§ Directions for this task: Transcribe all of the material exactly. Any picture in it should be left out.

□ □ □ □ □

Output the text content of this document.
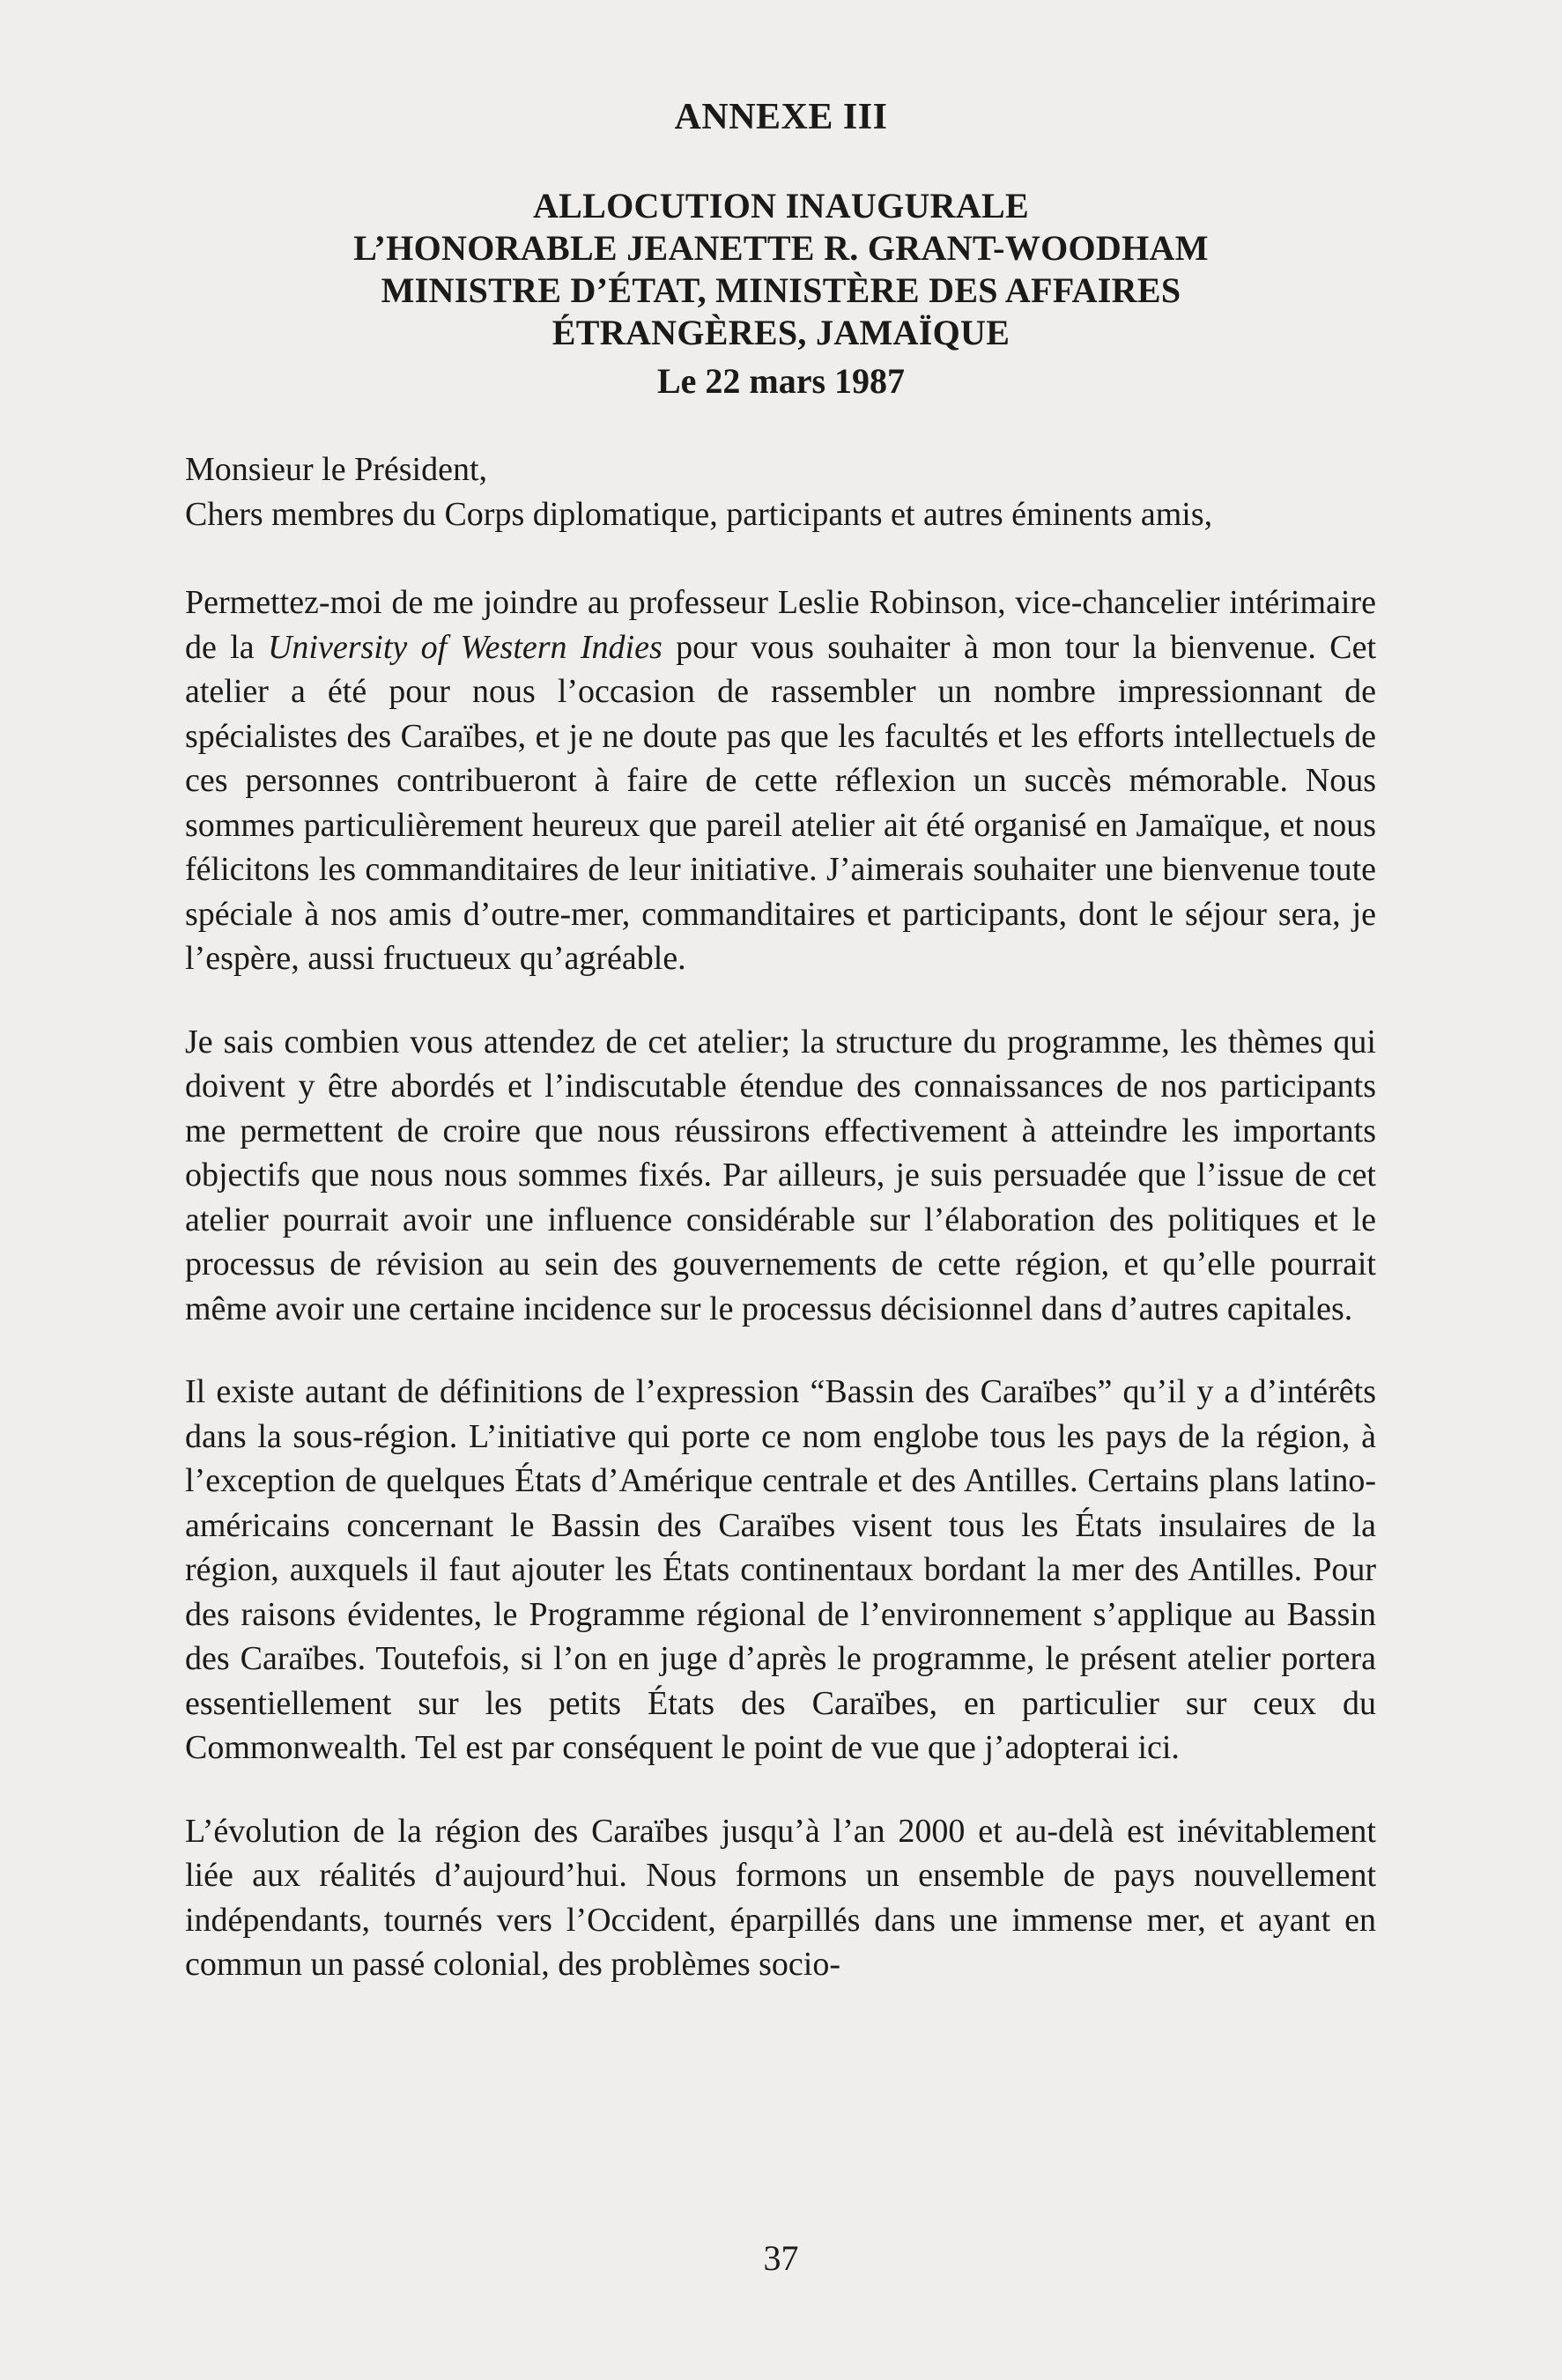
ANNEXE III

ALLOCUTION INAUGURALE

L’HONORABLE JEANETTE R. GRANT-WOODHAM

MINISTRE D’ÉTAT, MINISTÈRE DES AFFAIRES

ÉTRANGÈRES, JAMAÏQUE

Le 22 mars 1987

Monsieur le Président,

Chers membres du Corps diplomatique, participants et autres éminents amis,

Permettez-moi de me joindre au professeur Leslie Robinson, vice-chancelier intérimaire de la University of Western Indies pour vous souhaiter à mon tour la bienvenue. Cet atelier a été pour nous l’occasion de rassembler un nombre impressionnant de spécialistes des Caraïbes, et je ne doute pas que les facultés et les efforts intellectuels de ces personnes contribueront à faire de cette réflexion un succès mémorable. Nous sommes particulièrement heureux que pareil atelier ait été organisé en Jamaïque, et nous félicitons les commanditaires de leur initiative. J’aimerais souhaiter une bienvenue toute spéciale à nos amis d’outre-mer, commanditaires et participants, dont le séjour sera, je l’espère, aussi fructueux qu’agréable.

Je sais combien vous attendez de cet atelier; la structure du programme, les thèmes qui doivent y être abordés et l’indiscutable étendue des connaissances de nos participants me permettent de croire que nous réussirons effectivement à atteindre les importants objectifs que nous nous sommes fixés. Par ailleurs, je suis persuadée que l’issue de cet atelier pourrait avoir une influence considérable sur l’élaboration des politiques et le processus de révision au sein des gouvernements de cette région, et qu’elle pourrait même avoir une certaine incidence sur le processus décisionnel dans d’autres capitales.

Il existe autant de définitions de l’expression “Bassin des Caraïbes” qu’il y a d’intérêts dans la sous-région. L’initiative qui porte ce nom englobe tous les pays de la région, à l’exception de quelques États d’Amérique centrale et des Antilles. Certains plans latino-américains concernant le Bassin des Caraïbes visent tous les États insulaires de la région, auxquels il faut ajouter les États continentaux bordant la mer des Antilles. Pour des raisons évidentes, le Programme régional de l’environnement s’applique au Bassin des Caraïbes. Toutefois, si l’on en juge d’après le programme, le présent atelier portera essentiellement sur les petits États des Caraïbes, en particulier sur ceux du Commonwealth. Tel est par conséquent le point de vue que j’adopterai ici.

L’évolution de la région des Caraïbes jusqu’à l’an 2000 et au-delà est inévitablement liée aux réalités d’aujourd’hui. Nous formons un ensemble de pays nouvellement indépendants, tournés vers l’Occident, éparpillés dans une immense mer, et ayant en commun un passé colonial, des problèmes socio-

37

□ □ □ □ □

§ Result of this exercise:
Output the text content of this document.
ANNEXE III

ALLOCUTION INAUGURALE

L’HONORABLE JEANETTE R. GRANT-WOODHAM

MINISTRE D’ÉTAT, MINISTÈRE DES AFFAIRES

ÉTRANGÈRES, JAMAÏQUE

Le 22 mars 1987

Monsieur le Président,

Chers membres du Corps diplomatique, participants et autres éminents amis,

Permettez-moi de me joindre au professeur Leslie Robinson, vice-chancelier intérimaire de la University of Western Indies pour vous souhaiter à mon tour la bienvenue. Cet atelier a été pour nous l’occasion de rassembler un nombre impressionnant de spécialistes des Caraïbes, et je ne doute pas que les facultés et les efforts intellectuels de ces personnes contribueront à faire de cette réflexion un succès mémorable. Nous sommes particulièrement heureux que pareil atelier ait été organisé en Jamaïque, et nous félicitons les commanditaires de leur initiative. J’aimerais souhaiter une bienvenue toute spéciale à nos amis d’outre-mer, commanditaires et participants, dont le séjour sera, je l’espère, aussi fructueux qu’agréable.

Je sais combien vous attendez de cet atelier; la structure du programme, les thèmes qui doivent y être abordés et l’indiscutable étendue des connaissances de nos participants me permettent de croire que nous réussirons effectivement à atteindre les importants objectifs que nous nous sommes fixés. Par ailleurs, je suis persuadée que l’issue de cet atelier pourrait avoir une influence considérable sur l’élaboration des politiques et le processus de révision au sein des gouvernements de cette région, et qu’elle pourrait même avoir une certaine incidence sur le processus décisionnel dans d’autres capitales.

Il existe autant de définitions de l’expression “Bassin des Caraïbes” qu’il y a d’intérêts dans la sous-région. L’initiative qui porte ce nom englobe tous les pays de la région, à l’exception de quelques États d’Amérique centrale et des Antilles. Certains plans latino-américains concernant le Bassin des Caraïbes visent tous les États insulaires de la région, auxquels il faut ajouter les États continentaux bordant la mer des Antilles. Pour des raisons évidentes, le Programme régional de l’environnement s’applique au Bassin des Caraïbes. Toutefois, si l’on en juge d’après le programme, le présent atelier portera essentiellement sur les petits États des Caraïbes, en particulier sur ceux du Commonwealth. Tel est par conséquent le point de vue que j’adopterai ici.

L’évolution de la région des Caraïbes jusqu’à l’an 2000 et au-delà est inévitablement liée aux réalités d’aujourd’hui. Nous formons un ensemble de pays nouvellement indépendants, tournés vers l’Occident, éparpillés dans une immense mer, et ayant en commun un passé colonial, des problèmes socio-

37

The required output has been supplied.